Description of the task =>
From the entries below, gather each line containing the word "диалоговое".

Supplied information =>
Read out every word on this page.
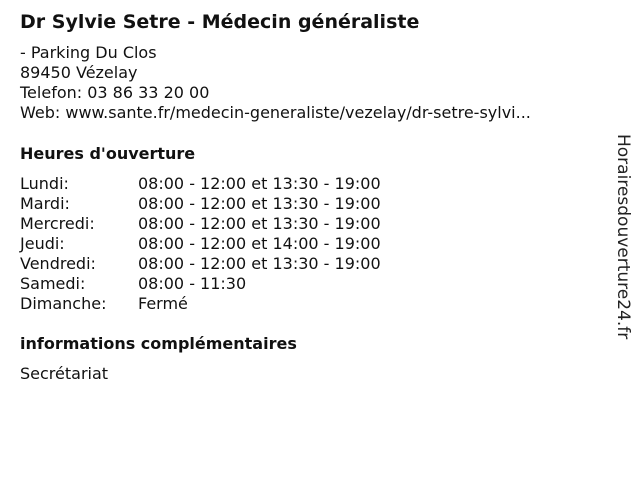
Dr Sylvie Setre - Médecin généraliste
- Parking Du Clos
89450 Vézelay
Telefon: 03 86 33 20 00
Web: www.sante.fr/medecin-generaliste/vezelay/dr-setre-sylvi...
Heures d'ouverture
Lundi:	08:00 - 12:00 et 13:30 - 19:00
Mardi:	08:00 - 12:00 et 13:30 - 19:00
Mercredi:	08:00 - 12:00 et 13:30 - 19:00
Jeudi:	08:00 - 12:00 et 14:00 - 19:00
Vendredi:	08:00 - 12:00 et 13:30 - 19:00
Samedi:	08:00 - 11:30
Dimanche: Fermé
informations complémentaires
Secrétariat
Horairesdouverture24.fr
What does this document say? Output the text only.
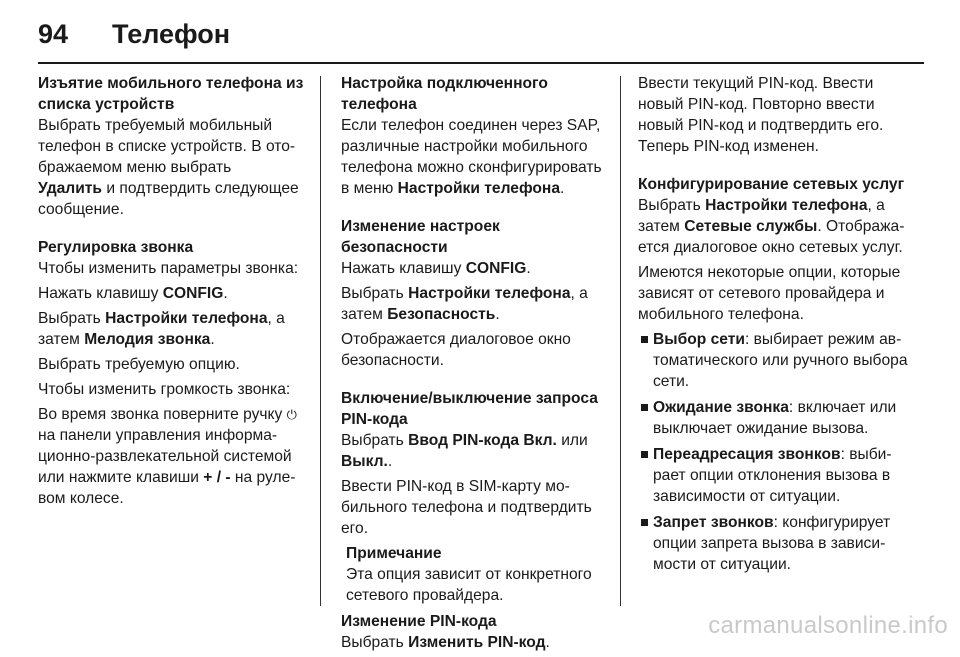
94 Телефон
Изъятие мобильного телефона из списка устройств
Выбрать требуемый мобильный телефон в списке устройств. В отображаемом меню выбрать
Удалить и подтвердить следующее сообщение.
Регулировка звонка
Чтобы изменить параметры звонка:
Нажать клавишу CONFIG.
Выбрать Настройки телефона, а затем Мелодия звонка.
Выбрать требуемую опцию.
Чтобы изменить громкость звонка:
Во время звонка поверните ручку ⏻ на панели управления информационно-развлекательной системой или нажмите клавиши + / - на рулевом колесе.
Настройка подключенного телефона
Если телефон соединен через SAP, различные настройки мобильного телефона можно сконфигурировать в меню Настройки телефона.
Изменение настроек безопасности
Нажать клавишу CONFIG.
Выбрать Настройки телефона, а затем Безопасность.
Отображается диалоговое окно безопасности.
Включение/выключение запроса PIN-кода
Выбрать Ввод PIN-кода Вкл. или Выкл..
Ввести PIN-код в SIM-карту мобильного телефона и подтвердить его.
Примечание
Эта опция зависит от конкретного сетевого провайдера.
Изменение PIN-кода
Выбрать Изменить PIN-код.
Ввести текущий PIN-код. Ввести новый PIN-код. Повторно ввести новый PIN-код и подтвердить его. Теперь PIN-код изменен.
Конфигурирование сетевых услуг
Выбрать Настройки телефона, а затем Сетевые службы. Отображается диалоговое окно сетевых услуг.
Имеются некоторые опции, которые зависят от сетевого провайдера и мобильного телефона.
Выбор сети: выбирает режим автоматического или ручного выбора сети.
Ожидание звонка: включает или выключает ожидание вызова.
Переадресация звонков: выбирает опции отклонения вызова в зависимости от ситуации.
Запрет звонков: конфигурирует опции запрета вызова в зависимости от ситуации.
carmanualsonline.info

In response =>
Отображается диалоговое окно безопасности.
Выбрать Настройки телефона, а затем Сетевые службы. Отображается диалоговое окно сетевых услуг.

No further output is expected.